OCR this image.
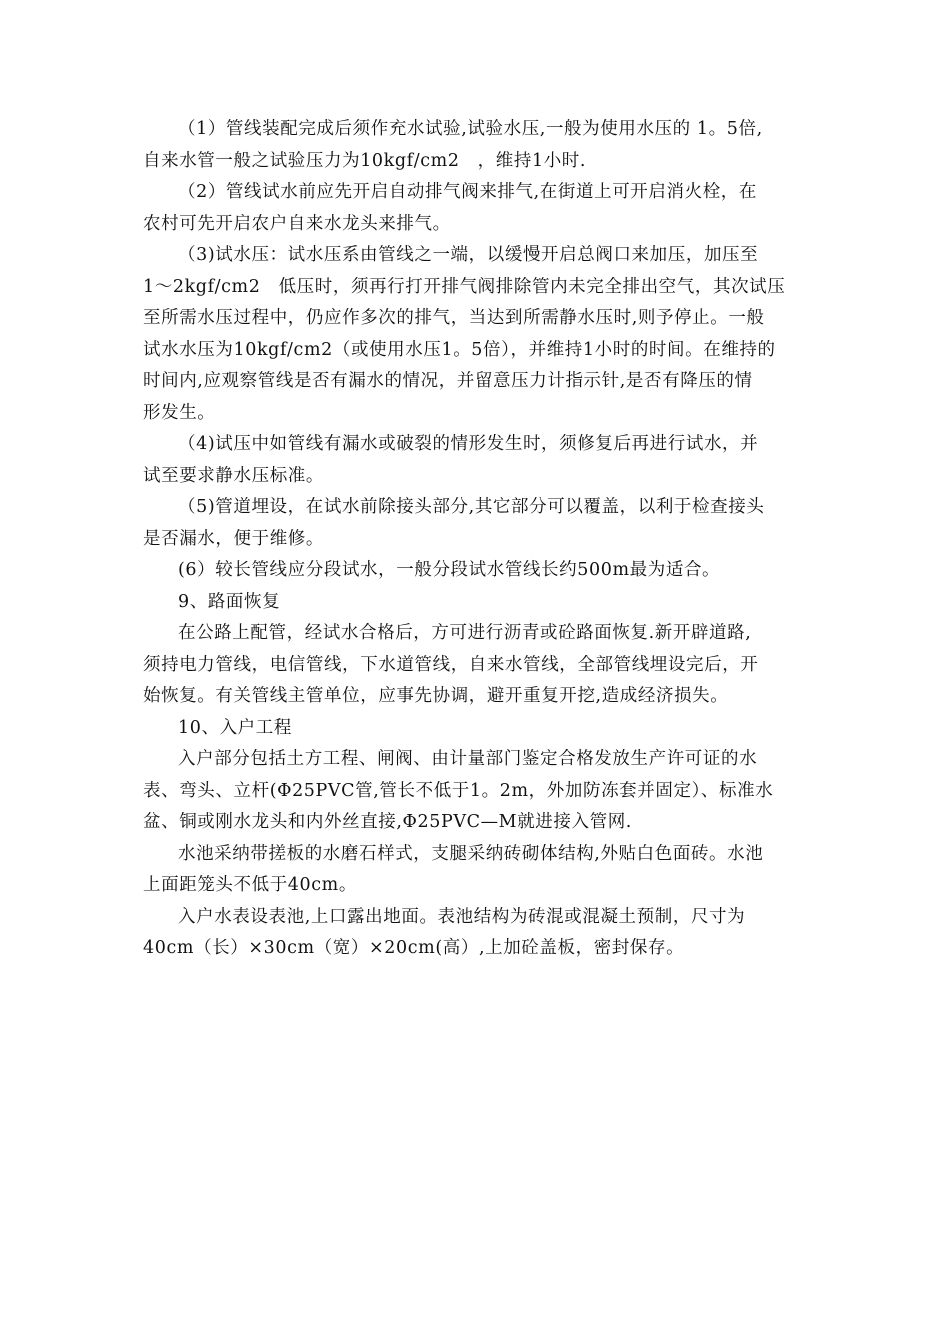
（1）管线装配完成后须作充水试验,试验水压,一般为使用水压的 1。5倍,
自来水管一般之试验压力为10kgf/cm2　，维持1小时.
（2）管线试水前应先开启自动排气阀来排气,在街道上可开启消火栓，在
农村可先开启农户自来水龙头来排气。
（3)试水压：试水压系由管线之一端，以缓慢开启总阀口来加压，加压至
1～2kgf/cm2　低压时，须再行打开排气阀排除管内未完全排出空气，其次试压
至所需水压过程中，仍应作多次的排气，当达到所需静水压时,则予停止。一般
试水水压为10kgf/cm2（或使用水压1。5倍），并维持1小时的时间。在维持的
时间内,应观察管线是否有漏水的情况，并留意压力计指示针,是否有降压的情
形发生。
（4)试压中如管线有漏水或破裂的情形发生时，须修复后再进行试水，并
试至要求静水压标准。
（5)管道埋设，在试水前除接头部分,其它部分可以覆盖，以利于检查接头
是否漏水，便于维修。
(6）较长管线应分段试水，一般分段试水管线长约500m最为适合。
9、路面恢复
在公路上配管，经试水合格后，方可进行沥青或砼路面恢复.新开辟道路,
须持电力管线，电信管线，下水道管线，自来水管线，全部管线埋设完后，开
始恢复。有关管线主管单位，应事先协调，避开重复开挖,造成经济损失。
10、入户工程
入户部分包括土方工程、闸阀、由计量部门鉴定合格发放生产许可证的水
表、弯头、立杆(Φ25PVC管,管长不低于1。2m，外加防冻套并固定）、标准水
盆、铜或刚水龙头和内外丝直接,Φ25PVC—M就进接入管网.
水池采纳带搓板的水磨石样式，支腿采纳砖砌体结构,外贴白色面砖。水池
上面距笼头不低于40cm。
入户水表设表池,上口露出地面。表池结构为砖混或混凝土预制，尺寸为
40cm（长）×30cm（宽）×20cm(高）,上加砼盖板，密封保存。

::::

**Exercise details:**
Each entry must be retyped word for word, with every image omitted.

**Result below:**
OCR this image.
（1）管线装配完成后须作充水试验,试验水压,一般为使用水压的 1。5倍,
自来水管一般之试验压力为10kgf/cm2　，维持1小时.
（2）管线试水前应先开启自动排气阀来排气,在街道上可开启消火栓，在
农村可先开启农户自来水龙头来排气。
（3)试水压：试水压系由管线之一端，以缓慢开启总阀口来加压，加压至
1～2kgf/cm2　低压时，须再行打开排气阀排除管内未完全排出空气，其次试压
至所需水压过程中，仍应作多次的排气，当达到所需静水压时,则予停止。一般
试水水压为10kgf/cm2（或使用水压1。5倍），并维持1小时的时间。在维持的
时间内,应观察管线是否有漏水的情况，并留意压力计指示针,是否有降压的情
形发生。
（4)试压中如管线有漏水或破裂的情形发生时，须修复后再进行试水，并
试至要求静水压标准。
（5)管道埋设，在试水前除接头部分,其它部分可以覆盖，以利于检查接头
是否漏水，便于维修。
(6）较长管线应分段试水，一般分段试水管线长约500m最为适合。
9、路面恢复
在公路上配管，经试水合格后，方可进行沥青或砼路面恢复.新开辟道路,
须持电力管线，电信管线，下水道管线，自来水管线，全部管线埋设完后，开
始恢复。有关管线主管单位，应事先协调，避开重复开挖,造成经济损失。
10、入户工程
入户部分包括土方工程、闸阀、由计量部门鉴定合格发放生产许可证的水
表、弯头、立杆(Φ25PVC管,管长不低于1。2m，外加防冻套并固定）、标准水
盆、铜或刚水龙头和内外丝直接,Φ25PVC—M就进接入管网.
水池采纳带搓板的水磨石样式，支腿采纳砖砌体结构,外贴白色面砖。水池
上面距笼头不低于40cm。
入户水表设表池,上口露出地面。表池结构为砖混或混凝土预制，尺寸为
40cm（长）×30cm（宽）×20cm(高）,上加砼盖板，密封保存。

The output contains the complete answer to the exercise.